[Rows from a figure dataset]
▽
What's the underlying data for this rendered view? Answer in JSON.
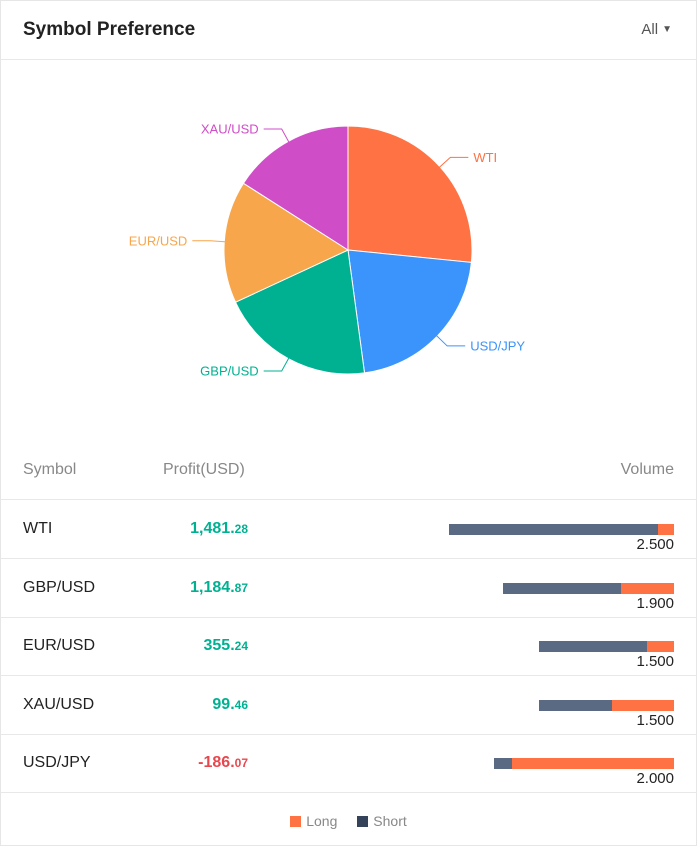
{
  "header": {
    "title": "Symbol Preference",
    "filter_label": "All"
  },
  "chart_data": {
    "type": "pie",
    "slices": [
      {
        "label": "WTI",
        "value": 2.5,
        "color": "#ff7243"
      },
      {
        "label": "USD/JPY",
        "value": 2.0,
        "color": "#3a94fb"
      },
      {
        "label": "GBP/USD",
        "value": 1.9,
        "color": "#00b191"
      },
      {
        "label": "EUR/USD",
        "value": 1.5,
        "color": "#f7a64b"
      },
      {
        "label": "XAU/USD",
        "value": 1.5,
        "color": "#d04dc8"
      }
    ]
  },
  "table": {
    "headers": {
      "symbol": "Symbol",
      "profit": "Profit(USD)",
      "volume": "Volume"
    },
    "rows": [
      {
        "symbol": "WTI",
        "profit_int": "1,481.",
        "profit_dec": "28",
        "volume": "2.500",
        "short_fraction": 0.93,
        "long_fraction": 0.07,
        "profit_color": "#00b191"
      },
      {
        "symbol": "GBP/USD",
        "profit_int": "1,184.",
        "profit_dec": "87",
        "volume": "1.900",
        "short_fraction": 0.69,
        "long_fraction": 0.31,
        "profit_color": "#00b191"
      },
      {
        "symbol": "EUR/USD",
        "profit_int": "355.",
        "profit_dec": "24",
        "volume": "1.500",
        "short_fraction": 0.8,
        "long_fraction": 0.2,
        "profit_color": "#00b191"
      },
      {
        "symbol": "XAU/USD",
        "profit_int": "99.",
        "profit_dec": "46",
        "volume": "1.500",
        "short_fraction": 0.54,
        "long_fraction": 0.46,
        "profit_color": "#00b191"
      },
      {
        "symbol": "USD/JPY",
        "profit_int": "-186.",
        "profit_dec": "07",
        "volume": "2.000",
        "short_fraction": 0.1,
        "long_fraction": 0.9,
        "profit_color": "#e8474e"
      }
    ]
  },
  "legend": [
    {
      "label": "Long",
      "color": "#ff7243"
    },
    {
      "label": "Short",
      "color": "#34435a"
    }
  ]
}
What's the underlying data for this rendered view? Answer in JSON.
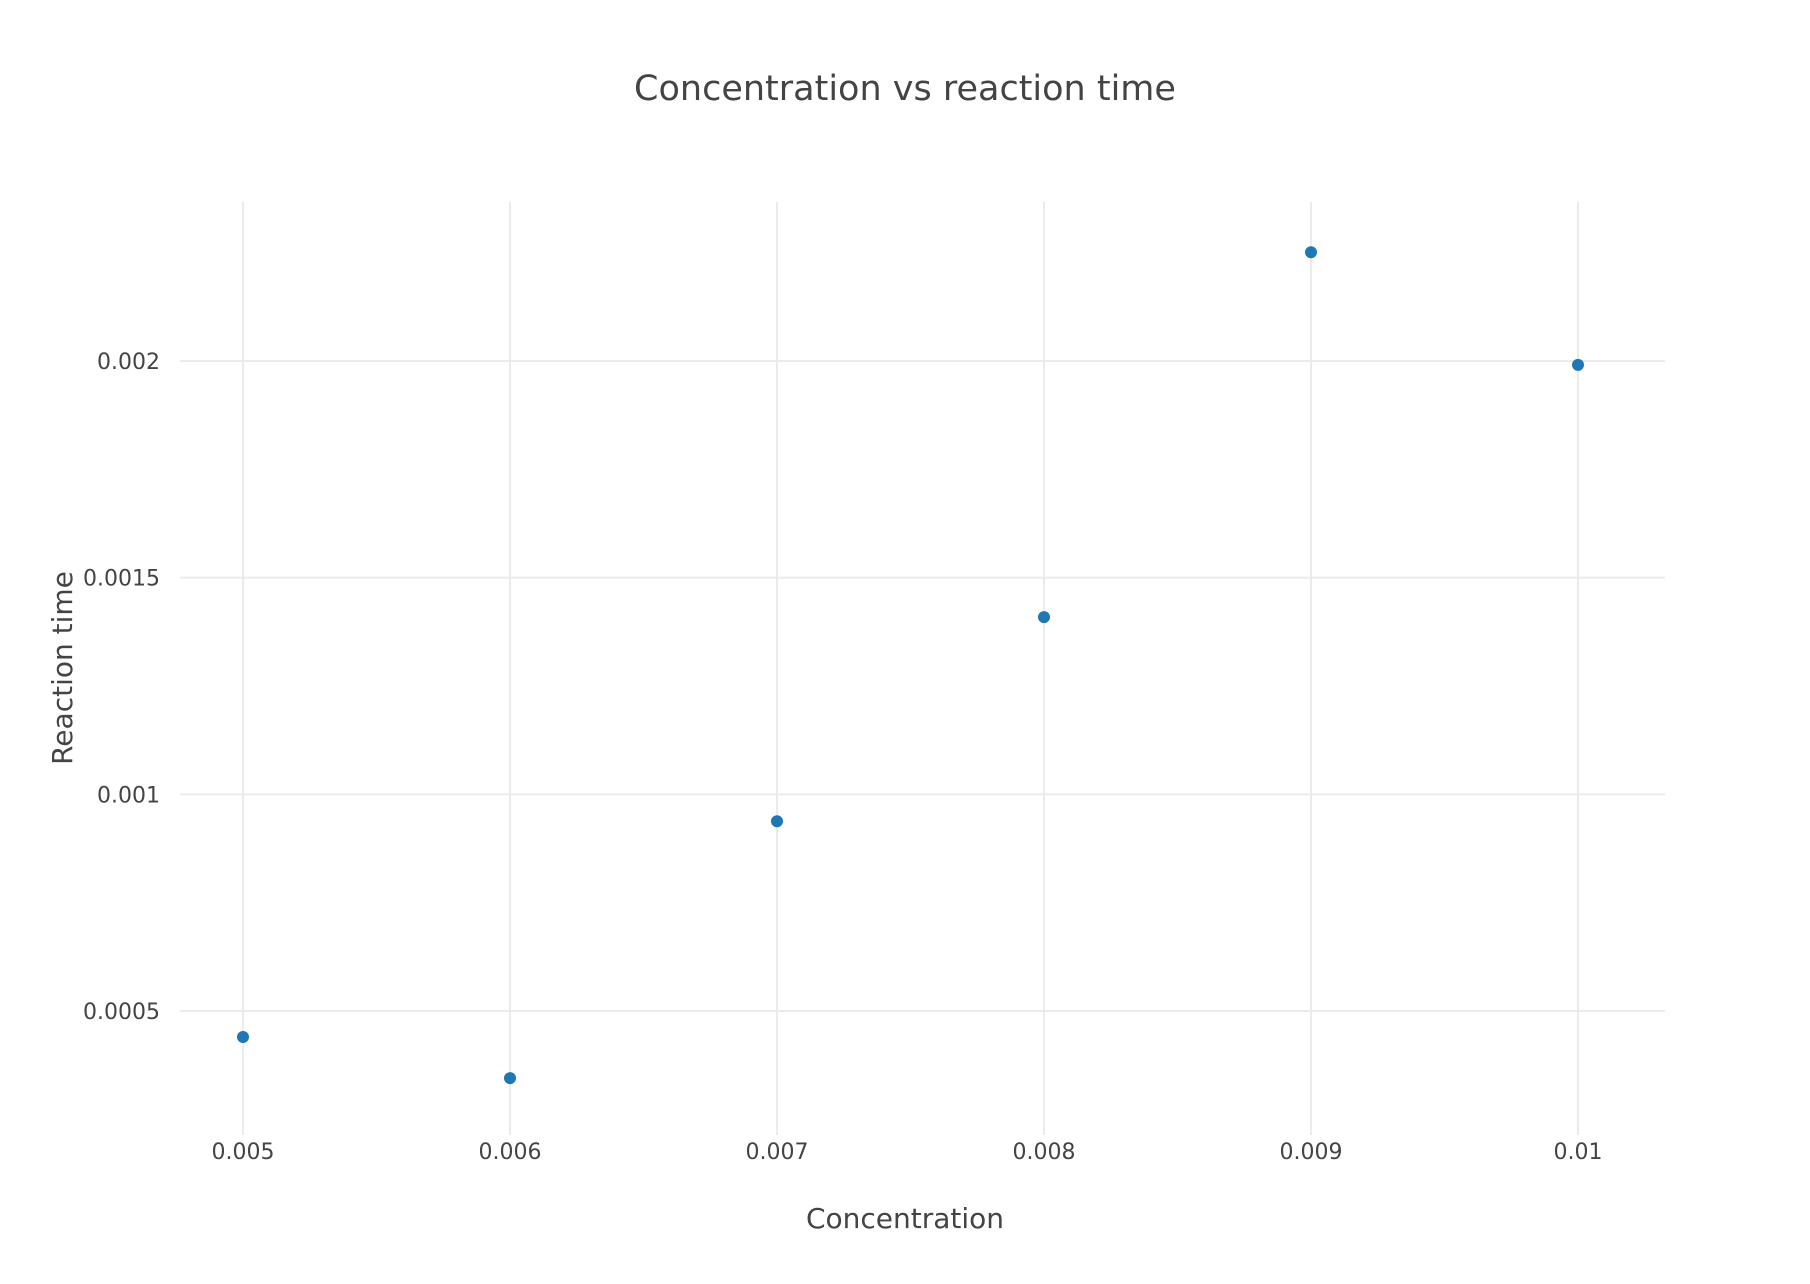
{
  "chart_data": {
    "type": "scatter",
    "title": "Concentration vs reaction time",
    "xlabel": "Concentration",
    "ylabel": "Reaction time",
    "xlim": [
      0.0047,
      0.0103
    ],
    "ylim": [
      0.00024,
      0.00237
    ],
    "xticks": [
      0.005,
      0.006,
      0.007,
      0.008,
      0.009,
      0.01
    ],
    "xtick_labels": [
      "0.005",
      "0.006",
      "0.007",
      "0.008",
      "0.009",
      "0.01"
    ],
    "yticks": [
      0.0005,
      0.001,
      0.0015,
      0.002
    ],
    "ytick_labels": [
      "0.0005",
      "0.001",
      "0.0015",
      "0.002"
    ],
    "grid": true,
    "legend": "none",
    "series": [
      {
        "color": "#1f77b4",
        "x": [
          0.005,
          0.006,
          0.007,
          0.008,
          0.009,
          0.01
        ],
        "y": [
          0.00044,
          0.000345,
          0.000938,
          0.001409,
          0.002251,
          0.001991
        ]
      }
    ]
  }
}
△
## [Written exercise]
Retype every entry verbatim and exclude the pictures from the copy.

## [Final result]
What's the underlying data for this rendered view? Answer in JSON.
{
  "header": {
    "title": "Symbol Preference",
    "filter_label": "All"
  },
  "chart_data": {
    "type": "pie",
    "slices": [
      {
        "label": "WTI",
        "value": 2.5,
        "color": "#ff7243"
      },
      {
        "label": "USD/JPY",
        "value": 2.0,
        "color": "#3a94fb"
      },
      {
        "label": "GBP/USD",
        "value": 1.9,
        "color": "#00b191"
      },
      {
        "label": "EUR/USD",
        "value": 1.5,
        "color": "#f7a64b"
      },
      {
        "label": "XAU/USD",
        "value": 1.5,
        "color": "#d04dc8"
      }
    ]
  },
  "table": {
    "headers": {
      "symbol": "Symbol",
      "profit": "Profit(USD)",
      "volume": "Volume"
    },
    "rows": [
      {
        "symbol": "WTI",
        "profit_int": "1,481.",
        "profit_dec": "28",
        "volume": "2.500",
        "short_fraction": 0.93,
        "long_fraction": 0.07,
        "profit_color": "#00b191"
      },
      {
        "symbol": "GBP/USD",
        "profit_int": "1,184.",
        "profit_dec": "87",
        "volume": "1.900",
        "short_fraction": 0.69,
        "long_fraction": 0.31,
        "profit_color": "#00b191"
      },
      {
        "symbol": "EUR/USD",
        "profit_int": "355.",
        "profit_dec": "24",
        "volume": "1.500",
        "short_fraction": 0.8,
        "long_fraction": 0.2,
        "profit_color": "#00b191"
      },
      {
        "symbol": "XAU/USD",
        "profit_int": "99.",
        "profit_dec": "46",
        "volume": "1.500",
        "short_fraction": 0.54,
        "long_fraction": 0.46,
        "profit_color": "#00b191"
      },
      {
        "symbol": "USD/JPY",
        "profit_int": "-186.",
        "profit_dec": "07",
        "volume": "2.000",
        "short_fraction": 0.1,
        "long_fraction": 0.9,
        "profit_color": "#e8474e"
      }
    ]
  },
  "legend": [
    {
      "label": "Long",
      "color": "#ff7243"
    },
    {
      "label": "Short",
      "color": "#34435a"
    }
  ]
}
What's the underlying data for this rendered view? Answer in JSON.
{
  "chart_data": {
    "type": "scatter",
    "title": "Concentration vs reaction time",
    "xlabel": "Concentration",
    "ylabel": "Reaction time",
    "xlim": [
      0.0047,
      0.0103
    ],
    "ylim": [
      0.00024,
      0.00237
    ],
    "xticks": [
      0.005,
      0.006,
      0.007,
      0.008,
      0.009,
      0.01
    ],
    "xtick_labels": [
      "0.005",
      "0.006",
      "0.007",
      "0.008",
      "0.009",
      "0.01"
    ],
    "yticks": [
      0.0005,
      0.001,
      0.0015,
      0.002
    ],
    "ytick_labels": [
      "0.0005",
      "0.001",
      "0.0015",
      "0.002"
    ],
    "grid": true,
    "legend": "none",
    "series": [
      {
        "color": "#1f77b4",
        "x": [
          0.005,
          0.006,
          0.007,
          0.008,
          0.009,
          0.01
        ],
        "y": [
          0.00044,
          0.000345,
          0.000938,
          0.001409,
          0.002251,
          0.001991
        ]
      }
    ]
  }
}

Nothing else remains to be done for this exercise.